**Records for the exercise**
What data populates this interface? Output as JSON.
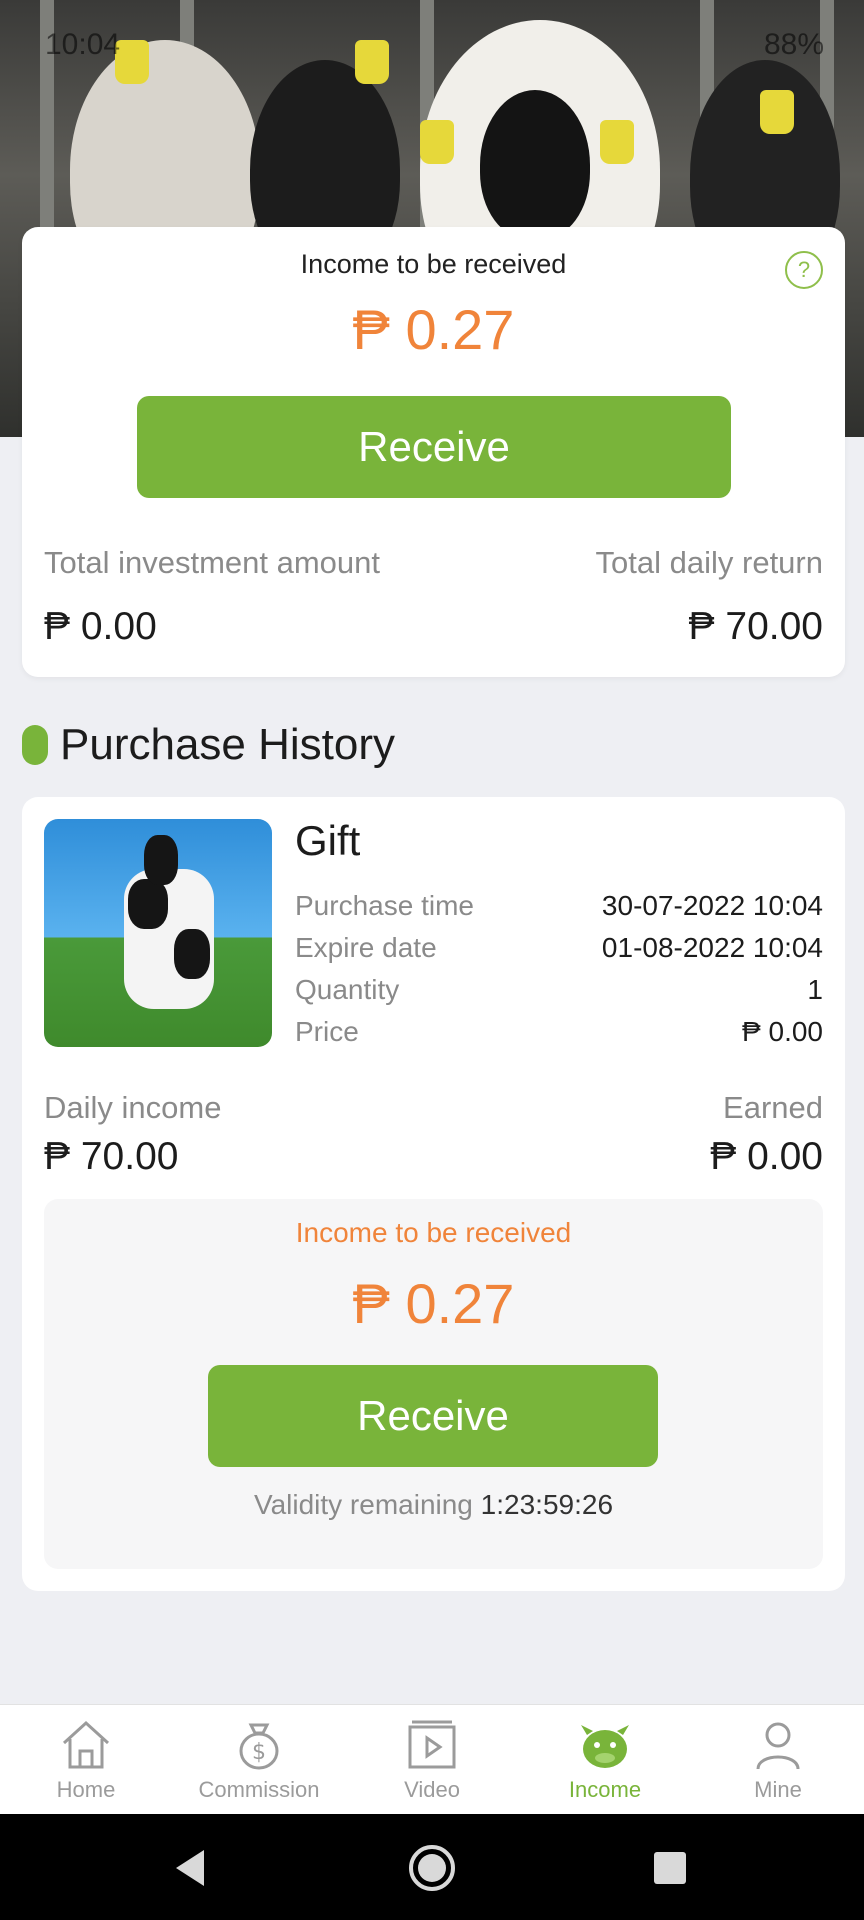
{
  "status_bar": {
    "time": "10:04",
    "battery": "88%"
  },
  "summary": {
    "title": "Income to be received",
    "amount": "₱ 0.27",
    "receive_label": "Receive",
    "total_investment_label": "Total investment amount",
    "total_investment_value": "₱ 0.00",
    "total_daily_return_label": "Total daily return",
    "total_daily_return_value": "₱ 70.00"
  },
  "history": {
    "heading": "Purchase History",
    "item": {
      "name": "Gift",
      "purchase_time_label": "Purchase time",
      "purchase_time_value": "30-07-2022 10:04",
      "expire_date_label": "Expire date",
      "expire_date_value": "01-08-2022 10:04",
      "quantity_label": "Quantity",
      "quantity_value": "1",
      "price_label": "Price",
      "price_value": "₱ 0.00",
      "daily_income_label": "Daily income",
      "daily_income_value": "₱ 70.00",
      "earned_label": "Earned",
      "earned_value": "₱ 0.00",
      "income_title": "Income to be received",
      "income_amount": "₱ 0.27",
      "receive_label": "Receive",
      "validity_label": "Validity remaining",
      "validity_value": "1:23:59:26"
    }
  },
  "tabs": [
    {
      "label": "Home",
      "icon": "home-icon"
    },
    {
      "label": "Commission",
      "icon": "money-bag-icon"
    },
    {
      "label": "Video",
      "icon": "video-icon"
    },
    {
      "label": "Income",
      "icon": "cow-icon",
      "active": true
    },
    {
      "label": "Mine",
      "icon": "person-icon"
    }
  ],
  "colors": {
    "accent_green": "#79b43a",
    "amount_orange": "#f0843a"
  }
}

**Work instructions**
Except for the pictures, give all the material above again verbatim.

**Solution for this task**
What data populates this interface? Output as JSON.
{
  "status_bar": {
    "time": "10:04",
    "battery": "88%"
  },
  "summary": {
    "title": "Income to be received",
    "amount": "₱ 0.27",
    "receive_label": "Receive",
    "total_investment_label": "Total investment amount",
    "total_investment_value": "₱ 0.00",
    "total_daily_return_label": "Total daily return",
    "total_daily_return_value": "₱ 70.00"
  },
  "history": {
    "heading": "Purchase History",
    "item": {
      "name": "Gift",
      "purchase_time_label": "Purchase time",
      "purchase_time_value": "30-07-2022 10:04",
      "expire_date_label": "Expire date",
      "expire_date_value": "01-08-2022 10:04",
      "quantity_label": "Quantity",
      "quantity_value": "1",
      "price_label": "Price",
      "price_value": "₱ 0.00",
      "daily_income_label": "Daily income",
      "daily_income_value": "₱ 70.00",
      "earned_label": "Earned",
      "earned_value": "₱ 0.00",
      "income_title": "Income to be received",
      "income_amount": "₱ 0.27",
      "receive_label": "Receive",
      "validity_label": "Validity remaining",
      "validity_value": "1:23:59:26"
    }
  },
  "tabs": [
    {
      "label": "Home",
      "icon": "home-icon"
    },
    {
      "label": "Commission",
      "icon": "money-bag-icon"
    },
    {
      "label": "Video",
      "icon": "video-icon"
    },
    {
      "label": "Income",
      "icon": "cow-icon",
      "active": true
    },
    {
      "label": "Mine",
      "icon": "person-icon"
    }
  ],
  "colors": {
    "accent_green": "#79b43a",
    "amount_orange": "#f0843a"
  }
}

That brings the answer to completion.